> _Prompt_: Quote verbatim the portion of the entries that opens with the first line and closes with the line containing "table-row[interactable]: Compare 2 Folder Modified: 12/11/22", including both of those lines.

> _Source records_:
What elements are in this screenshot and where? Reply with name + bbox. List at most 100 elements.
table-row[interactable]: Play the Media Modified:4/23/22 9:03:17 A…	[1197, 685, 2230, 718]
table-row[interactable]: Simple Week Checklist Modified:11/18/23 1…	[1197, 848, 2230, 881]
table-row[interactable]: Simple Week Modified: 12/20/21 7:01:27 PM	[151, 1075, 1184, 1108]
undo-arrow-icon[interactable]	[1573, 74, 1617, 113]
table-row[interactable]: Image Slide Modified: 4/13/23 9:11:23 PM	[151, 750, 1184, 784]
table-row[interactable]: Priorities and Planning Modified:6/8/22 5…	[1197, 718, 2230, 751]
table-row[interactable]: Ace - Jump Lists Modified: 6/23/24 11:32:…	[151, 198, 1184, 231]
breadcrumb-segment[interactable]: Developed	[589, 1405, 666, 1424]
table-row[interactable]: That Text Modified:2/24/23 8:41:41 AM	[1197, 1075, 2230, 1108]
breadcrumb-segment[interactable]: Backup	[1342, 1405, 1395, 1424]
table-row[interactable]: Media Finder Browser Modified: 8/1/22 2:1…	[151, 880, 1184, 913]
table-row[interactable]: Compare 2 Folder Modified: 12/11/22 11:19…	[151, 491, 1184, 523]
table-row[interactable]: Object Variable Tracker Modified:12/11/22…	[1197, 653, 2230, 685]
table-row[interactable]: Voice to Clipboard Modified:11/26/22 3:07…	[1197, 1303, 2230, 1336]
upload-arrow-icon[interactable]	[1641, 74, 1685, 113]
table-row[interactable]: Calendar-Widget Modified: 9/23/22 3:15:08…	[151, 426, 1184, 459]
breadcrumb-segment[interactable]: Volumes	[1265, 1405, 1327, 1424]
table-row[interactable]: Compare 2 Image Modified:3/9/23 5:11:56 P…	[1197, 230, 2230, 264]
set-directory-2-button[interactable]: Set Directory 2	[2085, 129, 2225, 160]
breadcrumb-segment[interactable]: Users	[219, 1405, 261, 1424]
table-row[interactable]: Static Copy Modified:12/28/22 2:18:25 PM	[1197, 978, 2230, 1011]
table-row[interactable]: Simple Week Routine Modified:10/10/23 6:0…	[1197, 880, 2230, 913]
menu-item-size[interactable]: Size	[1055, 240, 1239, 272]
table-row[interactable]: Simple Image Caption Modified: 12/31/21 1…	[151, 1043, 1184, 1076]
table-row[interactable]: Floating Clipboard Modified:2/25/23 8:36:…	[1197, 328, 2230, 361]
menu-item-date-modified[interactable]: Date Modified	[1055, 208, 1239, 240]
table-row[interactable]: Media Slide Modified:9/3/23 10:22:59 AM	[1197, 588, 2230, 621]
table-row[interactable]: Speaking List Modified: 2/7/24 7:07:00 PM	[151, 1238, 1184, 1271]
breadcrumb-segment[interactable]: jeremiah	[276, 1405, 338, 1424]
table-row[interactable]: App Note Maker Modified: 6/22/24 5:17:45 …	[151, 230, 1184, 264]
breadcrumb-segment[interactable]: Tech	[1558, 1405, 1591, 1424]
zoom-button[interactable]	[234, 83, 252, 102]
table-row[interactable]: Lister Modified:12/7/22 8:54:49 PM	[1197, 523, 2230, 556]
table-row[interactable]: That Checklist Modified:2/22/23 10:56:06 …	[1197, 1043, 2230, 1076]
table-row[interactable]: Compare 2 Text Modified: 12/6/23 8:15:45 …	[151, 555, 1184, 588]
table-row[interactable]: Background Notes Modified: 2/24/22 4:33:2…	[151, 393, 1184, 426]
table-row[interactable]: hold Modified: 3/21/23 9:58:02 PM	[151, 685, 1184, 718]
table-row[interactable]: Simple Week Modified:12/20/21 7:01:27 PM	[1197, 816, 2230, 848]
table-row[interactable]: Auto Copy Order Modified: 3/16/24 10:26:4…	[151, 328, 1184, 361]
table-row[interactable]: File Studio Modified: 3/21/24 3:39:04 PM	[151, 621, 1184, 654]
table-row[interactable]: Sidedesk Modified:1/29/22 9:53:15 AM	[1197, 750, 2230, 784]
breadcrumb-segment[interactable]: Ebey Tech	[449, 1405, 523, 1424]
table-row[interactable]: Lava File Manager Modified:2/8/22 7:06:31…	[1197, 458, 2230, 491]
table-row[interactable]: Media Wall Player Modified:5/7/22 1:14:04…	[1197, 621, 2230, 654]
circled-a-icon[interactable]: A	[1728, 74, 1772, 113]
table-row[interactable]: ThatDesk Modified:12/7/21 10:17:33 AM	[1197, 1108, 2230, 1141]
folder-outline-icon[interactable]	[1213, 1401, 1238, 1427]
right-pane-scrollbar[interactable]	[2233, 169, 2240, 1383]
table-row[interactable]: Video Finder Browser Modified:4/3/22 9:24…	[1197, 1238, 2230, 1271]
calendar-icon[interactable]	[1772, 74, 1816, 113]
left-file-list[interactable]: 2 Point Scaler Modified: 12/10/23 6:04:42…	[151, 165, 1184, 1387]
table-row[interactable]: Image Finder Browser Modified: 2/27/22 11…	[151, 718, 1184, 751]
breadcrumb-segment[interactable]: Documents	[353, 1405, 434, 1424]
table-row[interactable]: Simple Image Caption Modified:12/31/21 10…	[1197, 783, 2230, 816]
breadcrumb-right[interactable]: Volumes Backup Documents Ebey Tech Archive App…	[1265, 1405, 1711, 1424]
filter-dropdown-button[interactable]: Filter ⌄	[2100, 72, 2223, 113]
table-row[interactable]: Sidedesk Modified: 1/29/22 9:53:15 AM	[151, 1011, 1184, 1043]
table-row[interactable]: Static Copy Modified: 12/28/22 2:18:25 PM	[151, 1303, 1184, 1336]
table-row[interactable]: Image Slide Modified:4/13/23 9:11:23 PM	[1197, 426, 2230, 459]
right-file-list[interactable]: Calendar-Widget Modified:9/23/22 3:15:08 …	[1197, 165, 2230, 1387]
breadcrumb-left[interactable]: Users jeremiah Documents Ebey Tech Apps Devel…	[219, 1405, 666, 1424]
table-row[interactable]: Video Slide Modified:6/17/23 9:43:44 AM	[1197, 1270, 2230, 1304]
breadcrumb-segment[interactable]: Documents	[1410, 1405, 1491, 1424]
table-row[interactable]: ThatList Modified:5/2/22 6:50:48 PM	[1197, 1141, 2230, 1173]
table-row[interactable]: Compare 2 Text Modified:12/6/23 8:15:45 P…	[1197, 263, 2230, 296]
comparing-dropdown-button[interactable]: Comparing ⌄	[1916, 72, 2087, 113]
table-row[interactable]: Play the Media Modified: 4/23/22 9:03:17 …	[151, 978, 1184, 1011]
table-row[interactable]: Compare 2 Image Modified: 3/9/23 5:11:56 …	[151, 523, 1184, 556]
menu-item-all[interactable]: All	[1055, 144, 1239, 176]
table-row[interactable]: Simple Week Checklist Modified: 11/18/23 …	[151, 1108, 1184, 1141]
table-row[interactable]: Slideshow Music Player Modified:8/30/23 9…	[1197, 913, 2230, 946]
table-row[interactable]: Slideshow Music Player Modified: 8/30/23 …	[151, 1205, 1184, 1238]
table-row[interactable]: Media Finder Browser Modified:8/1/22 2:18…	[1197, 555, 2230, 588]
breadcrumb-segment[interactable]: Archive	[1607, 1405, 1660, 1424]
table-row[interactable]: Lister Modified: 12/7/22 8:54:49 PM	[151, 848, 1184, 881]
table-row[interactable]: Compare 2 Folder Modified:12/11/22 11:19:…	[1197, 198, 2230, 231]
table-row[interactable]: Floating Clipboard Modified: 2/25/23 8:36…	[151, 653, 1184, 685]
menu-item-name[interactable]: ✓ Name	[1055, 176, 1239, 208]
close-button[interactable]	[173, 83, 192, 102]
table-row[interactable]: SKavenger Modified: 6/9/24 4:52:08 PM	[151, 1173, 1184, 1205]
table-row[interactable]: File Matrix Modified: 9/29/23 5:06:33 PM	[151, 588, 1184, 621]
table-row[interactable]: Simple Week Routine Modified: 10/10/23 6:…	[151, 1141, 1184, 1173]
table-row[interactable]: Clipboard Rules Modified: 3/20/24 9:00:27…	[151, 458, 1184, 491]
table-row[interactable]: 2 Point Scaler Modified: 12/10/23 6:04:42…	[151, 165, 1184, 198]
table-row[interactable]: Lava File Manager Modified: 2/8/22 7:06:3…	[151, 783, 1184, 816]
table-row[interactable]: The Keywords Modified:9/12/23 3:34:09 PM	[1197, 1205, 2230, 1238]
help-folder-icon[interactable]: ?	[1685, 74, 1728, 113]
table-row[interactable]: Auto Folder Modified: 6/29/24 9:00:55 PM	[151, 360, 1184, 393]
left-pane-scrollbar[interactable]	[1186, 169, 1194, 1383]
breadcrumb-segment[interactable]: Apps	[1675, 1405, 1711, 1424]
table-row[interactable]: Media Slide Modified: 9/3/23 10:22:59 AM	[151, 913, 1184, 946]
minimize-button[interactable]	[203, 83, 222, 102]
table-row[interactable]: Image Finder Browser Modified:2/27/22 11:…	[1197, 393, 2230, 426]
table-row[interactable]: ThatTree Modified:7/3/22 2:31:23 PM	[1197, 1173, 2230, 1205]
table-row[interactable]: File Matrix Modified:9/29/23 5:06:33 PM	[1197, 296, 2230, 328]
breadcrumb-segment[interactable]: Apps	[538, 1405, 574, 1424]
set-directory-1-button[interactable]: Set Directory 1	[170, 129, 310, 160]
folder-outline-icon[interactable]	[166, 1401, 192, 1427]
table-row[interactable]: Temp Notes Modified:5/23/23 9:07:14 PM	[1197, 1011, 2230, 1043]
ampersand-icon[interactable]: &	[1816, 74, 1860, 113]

> _Completed exercise_:
What elements are in this screenshot and where? Reply with name + bbox. List at most 100 elements.
table-row[interactable]: Play the Media Modified:4/23/22 9:03:17 A…	[1197, 685, 2230, 718]
table-row[interactable]: Simple Week Checklist Modified:11/18/23 1…	[1197, 848, 2230, 881]
table-row[interactable]: Simple Week Modified: 12/20/21 7:01:27 PM	[151, 1075, 1184, 1108]
undo-arrow-icon[interactable]	[1573, 74, 1617, 113]
table-row[interactable]: Image Slide Modified: 4/13/23 9:11:23 PM	[151, 750, 1184, 784]
table-row[interactable]: Priorities and Planning Modified:6/8/22 5…	[1197, 718, 2230, 751]
table-row[interactable]: Ace - Jump Lists Modified: 6/23/24 11:32:…	[151, 198, 1184, 231]
breadcrumb-segment[interactable]: Developed	[589, 1405, 666, 1424]
table-row[interactable]: That Text Modified:2/24/23 8:41:41 AM	[1197, 1075, 2230, 1108]
breadcrumb-segment[interactable]: Backup	[1342, 1405, 1395, 1424]
table-row[interactable]: Media Finder Browser Modified: 8/1/22 2:1…	[151, 880, 1184, 913]
table-row[interactable]: Compare 2 Folder Modified: 12/11/22 11:19…	[151, 491, 1184, 523]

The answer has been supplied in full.